Locate each line holding the string "marker" and copy it.

**Dataset extract:**
====
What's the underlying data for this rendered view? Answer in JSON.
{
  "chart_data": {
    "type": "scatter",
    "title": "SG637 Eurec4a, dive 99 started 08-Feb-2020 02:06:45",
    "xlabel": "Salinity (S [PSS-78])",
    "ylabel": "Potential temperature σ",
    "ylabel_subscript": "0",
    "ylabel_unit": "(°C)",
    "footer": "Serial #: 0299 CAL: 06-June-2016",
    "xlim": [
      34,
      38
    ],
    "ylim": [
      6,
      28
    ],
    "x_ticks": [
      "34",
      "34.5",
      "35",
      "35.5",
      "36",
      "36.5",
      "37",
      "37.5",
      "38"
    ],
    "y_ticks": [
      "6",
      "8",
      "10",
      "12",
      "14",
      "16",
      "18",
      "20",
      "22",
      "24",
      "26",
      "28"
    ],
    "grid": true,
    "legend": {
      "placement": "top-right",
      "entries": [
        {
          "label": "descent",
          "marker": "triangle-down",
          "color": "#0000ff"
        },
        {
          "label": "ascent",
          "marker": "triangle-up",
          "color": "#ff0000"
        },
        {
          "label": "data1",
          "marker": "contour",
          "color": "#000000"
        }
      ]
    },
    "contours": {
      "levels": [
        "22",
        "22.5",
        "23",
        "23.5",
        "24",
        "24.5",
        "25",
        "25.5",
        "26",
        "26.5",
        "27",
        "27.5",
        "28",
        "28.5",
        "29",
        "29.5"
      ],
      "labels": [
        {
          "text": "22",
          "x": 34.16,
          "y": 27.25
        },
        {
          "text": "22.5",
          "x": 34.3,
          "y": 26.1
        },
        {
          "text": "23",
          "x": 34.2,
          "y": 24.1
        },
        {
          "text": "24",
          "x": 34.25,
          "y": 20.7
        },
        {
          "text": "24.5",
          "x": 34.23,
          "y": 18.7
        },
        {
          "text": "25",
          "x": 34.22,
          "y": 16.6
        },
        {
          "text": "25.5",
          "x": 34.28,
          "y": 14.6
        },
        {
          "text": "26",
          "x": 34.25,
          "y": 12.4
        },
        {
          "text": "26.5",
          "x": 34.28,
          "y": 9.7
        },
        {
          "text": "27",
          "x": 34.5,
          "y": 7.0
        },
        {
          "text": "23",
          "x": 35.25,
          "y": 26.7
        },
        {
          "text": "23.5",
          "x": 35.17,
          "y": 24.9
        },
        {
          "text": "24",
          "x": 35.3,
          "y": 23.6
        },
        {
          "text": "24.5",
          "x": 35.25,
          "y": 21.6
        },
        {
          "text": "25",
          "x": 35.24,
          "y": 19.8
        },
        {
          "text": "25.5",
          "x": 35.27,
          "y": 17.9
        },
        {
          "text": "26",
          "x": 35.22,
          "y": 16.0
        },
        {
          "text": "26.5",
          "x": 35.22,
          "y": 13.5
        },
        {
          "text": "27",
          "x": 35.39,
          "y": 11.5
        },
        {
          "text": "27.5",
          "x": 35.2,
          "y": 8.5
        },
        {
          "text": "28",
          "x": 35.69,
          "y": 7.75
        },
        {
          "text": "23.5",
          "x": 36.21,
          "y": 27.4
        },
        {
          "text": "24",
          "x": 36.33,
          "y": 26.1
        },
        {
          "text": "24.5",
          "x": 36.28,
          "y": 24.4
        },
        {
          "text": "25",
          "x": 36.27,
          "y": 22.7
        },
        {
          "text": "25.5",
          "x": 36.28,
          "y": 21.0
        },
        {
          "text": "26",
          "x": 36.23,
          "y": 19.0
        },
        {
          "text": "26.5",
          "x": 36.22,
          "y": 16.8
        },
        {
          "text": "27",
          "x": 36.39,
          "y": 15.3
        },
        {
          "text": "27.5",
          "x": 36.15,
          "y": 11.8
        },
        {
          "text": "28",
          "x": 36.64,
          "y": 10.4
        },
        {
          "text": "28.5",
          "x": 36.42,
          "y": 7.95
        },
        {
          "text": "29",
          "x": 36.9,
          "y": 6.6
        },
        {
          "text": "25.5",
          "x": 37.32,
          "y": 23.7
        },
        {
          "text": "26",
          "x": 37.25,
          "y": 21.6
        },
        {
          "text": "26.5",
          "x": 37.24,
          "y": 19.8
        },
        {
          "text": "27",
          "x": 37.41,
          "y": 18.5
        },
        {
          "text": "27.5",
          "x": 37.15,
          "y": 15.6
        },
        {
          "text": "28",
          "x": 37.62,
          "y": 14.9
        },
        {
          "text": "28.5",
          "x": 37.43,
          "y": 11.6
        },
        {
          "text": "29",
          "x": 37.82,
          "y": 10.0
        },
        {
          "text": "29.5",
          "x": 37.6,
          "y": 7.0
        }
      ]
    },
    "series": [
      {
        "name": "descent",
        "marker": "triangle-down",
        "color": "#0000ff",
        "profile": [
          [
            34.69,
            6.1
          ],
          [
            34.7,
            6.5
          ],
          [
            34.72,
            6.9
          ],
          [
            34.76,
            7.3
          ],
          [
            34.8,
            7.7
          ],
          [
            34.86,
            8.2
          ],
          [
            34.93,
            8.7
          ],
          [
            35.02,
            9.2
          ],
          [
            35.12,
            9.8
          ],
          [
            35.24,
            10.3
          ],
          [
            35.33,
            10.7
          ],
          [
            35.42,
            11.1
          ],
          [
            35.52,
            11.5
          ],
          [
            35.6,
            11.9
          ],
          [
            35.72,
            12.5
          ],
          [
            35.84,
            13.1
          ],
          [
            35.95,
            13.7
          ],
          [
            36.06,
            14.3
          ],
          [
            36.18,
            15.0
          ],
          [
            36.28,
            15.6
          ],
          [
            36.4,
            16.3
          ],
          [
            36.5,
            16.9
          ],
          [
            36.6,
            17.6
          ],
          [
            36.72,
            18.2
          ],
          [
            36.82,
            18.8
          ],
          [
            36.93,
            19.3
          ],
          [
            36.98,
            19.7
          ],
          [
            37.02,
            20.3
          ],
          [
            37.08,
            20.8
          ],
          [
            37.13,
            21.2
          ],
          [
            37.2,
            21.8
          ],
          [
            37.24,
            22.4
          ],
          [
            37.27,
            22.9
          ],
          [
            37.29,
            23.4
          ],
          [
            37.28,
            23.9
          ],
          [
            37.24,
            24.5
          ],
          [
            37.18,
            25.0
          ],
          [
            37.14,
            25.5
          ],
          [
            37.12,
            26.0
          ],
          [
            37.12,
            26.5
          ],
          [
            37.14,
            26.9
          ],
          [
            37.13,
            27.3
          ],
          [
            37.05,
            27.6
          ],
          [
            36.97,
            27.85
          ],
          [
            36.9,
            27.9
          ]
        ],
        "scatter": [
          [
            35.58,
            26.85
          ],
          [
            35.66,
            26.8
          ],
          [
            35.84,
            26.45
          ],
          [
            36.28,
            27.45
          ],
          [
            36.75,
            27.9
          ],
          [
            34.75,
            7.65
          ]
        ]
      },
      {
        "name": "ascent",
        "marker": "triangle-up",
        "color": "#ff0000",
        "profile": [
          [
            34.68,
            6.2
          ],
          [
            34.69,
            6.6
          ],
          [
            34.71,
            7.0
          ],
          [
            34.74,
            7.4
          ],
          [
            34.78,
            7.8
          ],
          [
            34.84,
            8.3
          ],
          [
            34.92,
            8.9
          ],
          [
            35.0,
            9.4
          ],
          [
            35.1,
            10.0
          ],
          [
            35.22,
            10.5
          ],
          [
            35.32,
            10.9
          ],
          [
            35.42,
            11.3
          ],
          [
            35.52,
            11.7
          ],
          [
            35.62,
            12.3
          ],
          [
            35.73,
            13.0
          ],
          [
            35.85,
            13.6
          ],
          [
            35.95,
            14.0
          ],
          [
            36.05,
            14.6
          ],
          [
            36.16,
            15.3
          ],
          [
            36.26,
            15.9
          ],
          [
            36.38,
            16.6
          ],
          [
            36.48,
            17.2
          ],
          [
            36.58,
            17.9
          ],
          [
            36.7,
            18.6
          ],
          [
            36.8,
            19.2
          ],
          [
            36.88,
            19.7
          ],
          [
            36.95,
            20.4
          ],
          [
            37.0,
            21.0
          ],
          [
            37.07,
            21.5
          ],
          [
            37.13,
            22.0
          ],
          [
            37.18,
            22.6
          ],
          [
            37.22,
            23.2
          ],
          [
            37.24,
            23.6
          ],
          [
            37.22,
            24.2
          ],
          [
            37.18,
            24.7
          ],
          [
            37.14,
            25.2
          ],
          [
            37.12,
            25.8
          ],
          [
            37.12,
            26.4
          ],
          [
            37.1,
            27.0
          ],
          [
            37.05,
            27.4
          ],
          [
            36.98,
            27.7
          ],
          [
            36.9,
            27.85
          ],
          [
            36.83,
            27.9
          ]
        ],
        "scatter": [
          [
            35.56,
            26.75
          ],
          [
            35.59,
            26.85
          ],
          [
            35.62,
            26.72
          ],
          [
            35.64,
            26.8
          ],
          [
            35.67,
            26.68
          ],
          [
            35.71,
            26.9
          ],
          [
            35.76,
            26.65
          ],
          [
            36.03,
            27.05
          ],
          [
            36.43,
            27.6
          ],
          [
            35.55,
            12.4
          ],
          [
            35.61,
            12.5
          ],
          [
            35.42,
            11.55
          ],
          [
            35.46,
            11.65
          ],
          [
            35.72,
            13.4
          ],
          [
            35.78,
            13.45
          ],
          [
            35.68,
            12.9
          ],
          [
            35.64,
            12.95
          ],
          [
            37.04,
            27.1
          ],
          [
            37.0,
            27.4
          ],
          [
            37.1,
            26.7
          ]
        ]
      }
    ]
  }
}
====
**Written response:**
          "marker": "triangle-down",
          "marker": "triangle-up",
          "marker": "contour",
        "marker": "triangle-down",
        "marker": "triangle-up",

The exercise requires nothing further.